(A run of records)
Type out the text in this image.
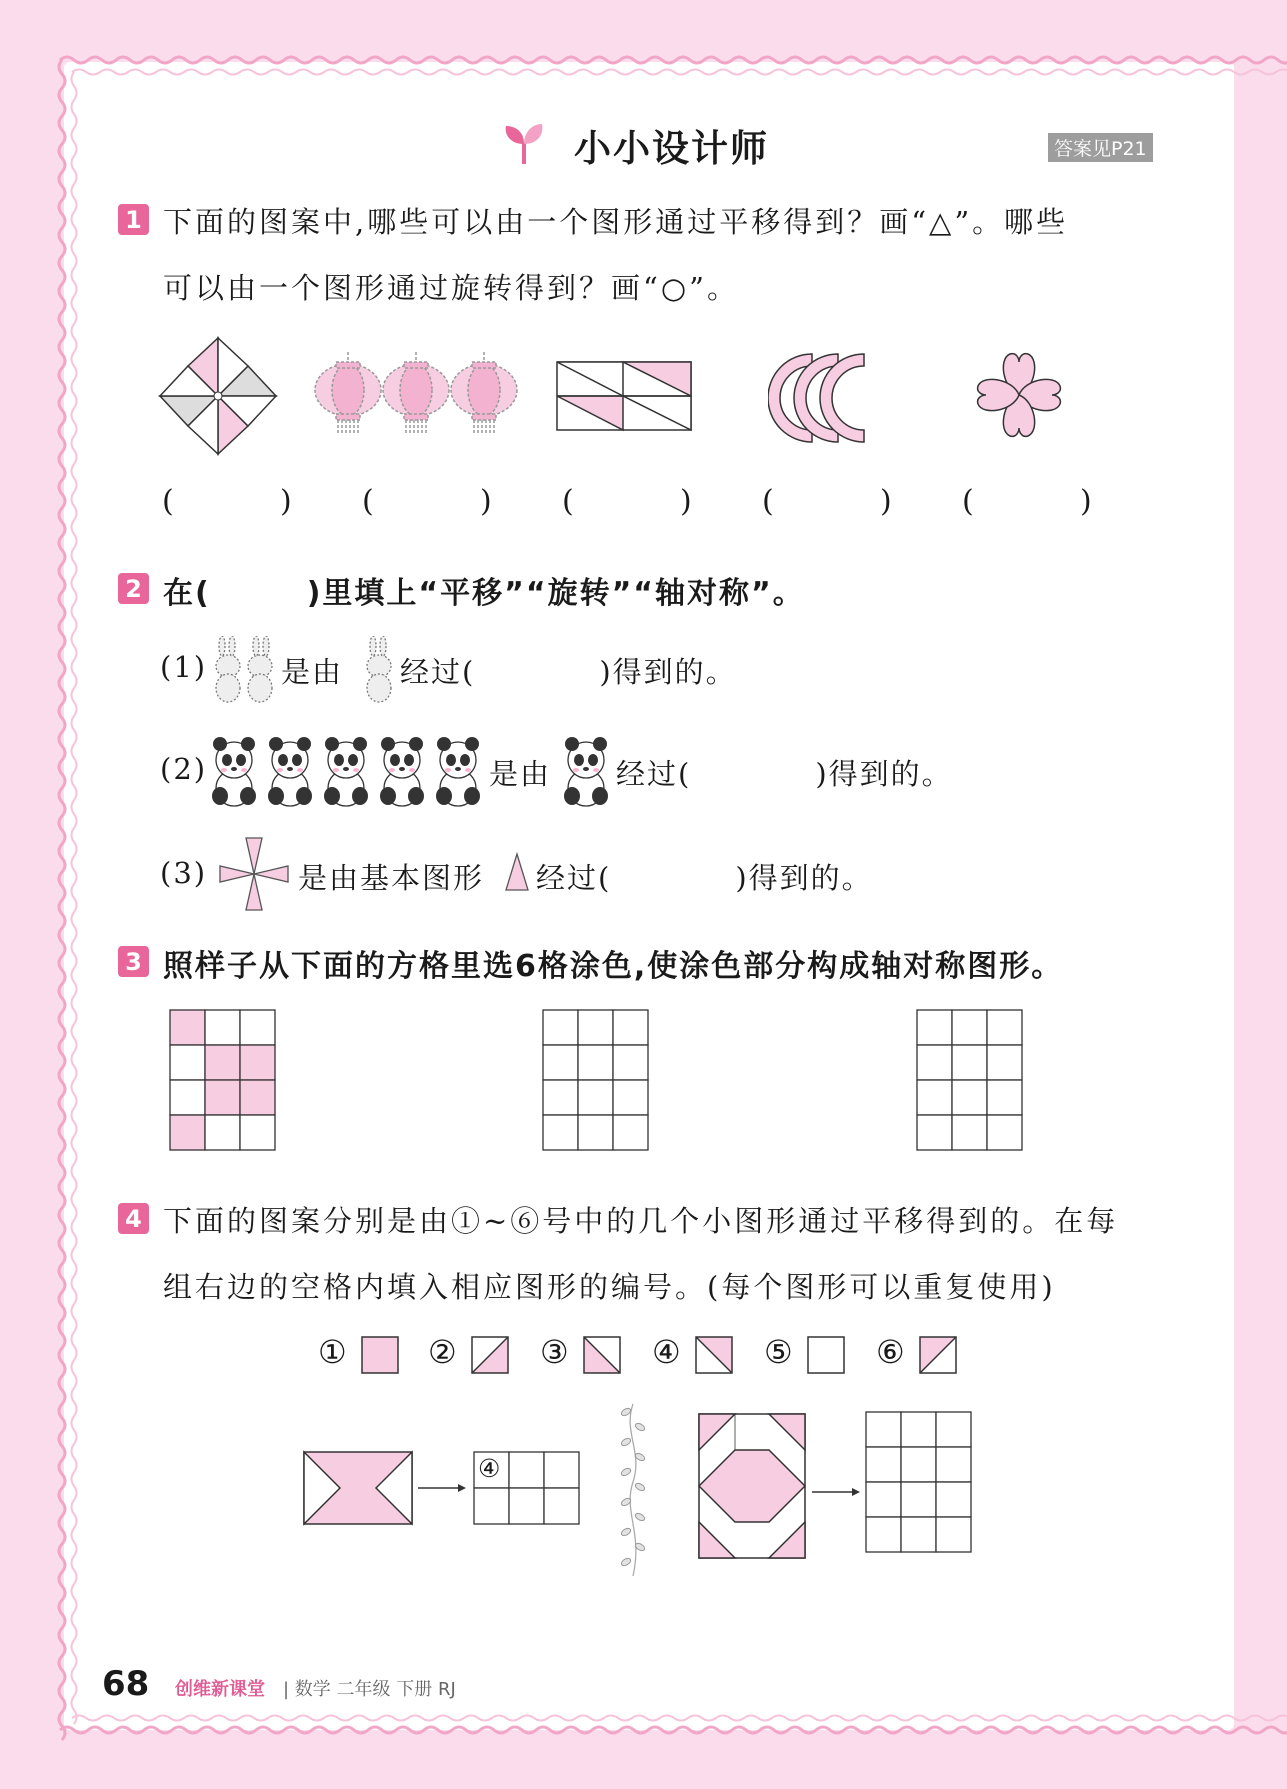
小小设计师	答案见P21
1 下面的图案中,哪些可以由一个图形通过平移得到？画“△”。哪些
可以由一个图形通过旋转得到？画“○”。
(	) (	) (	) (	) (	)
2 在(　　　)里填上“平移”“旋转”“轴对称”。
(1)	是由 经过(　　　　)得到的。
(2)	是由 经过(　　　　)得到的。
(3)	是由基本图形 经过(　　　　)得到的。
3 照样子从下面的方格里选6格涂色,使涂色部分构成轴对称图形。
4 下面的图案分别是由①~⑥号中的几个小图形通过平移得到的。在每
组右边的空格内填入相应图形的编号。(每个图形可以重复使用)
①	②	③	④	⑤	⑥
④
68 创维新课堂 | 数学 二年级 下册 RJ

[Task directions]:
Repeat the listing in full and exactly. Leave any pictures out.

[The reply]:
Type out the text in this image.
小小设计师	答案见P21
1 下面的图案中,哪些可以由一个图形通过平移得到？画“△”。哪些
可以由一个图形通过旋转得到？画“○”。
(	) (	) (	) (	) (	)
2 在(　　　)里填上“平移”“旋转”“轴对称”。
(1)	是由 经过(　　　　)得到的。
(2)	是由 经过(　　　　)得到的。
(3)	是由基本图形 经过(　　　　)得到的。
3 照样子从下面的方格里选6格涂色,使涂色部分构成轴对称图形。
4 下面的图案分别是由①~⑥号中的几个小图形通过平移得到的。在每
组右边的空格内填入相应图形的编号。(每个图形可以重复使用)
①	②	③	④	⑤	⑥
④
68 创维新课堂 | 数学 二年级 下册 RJ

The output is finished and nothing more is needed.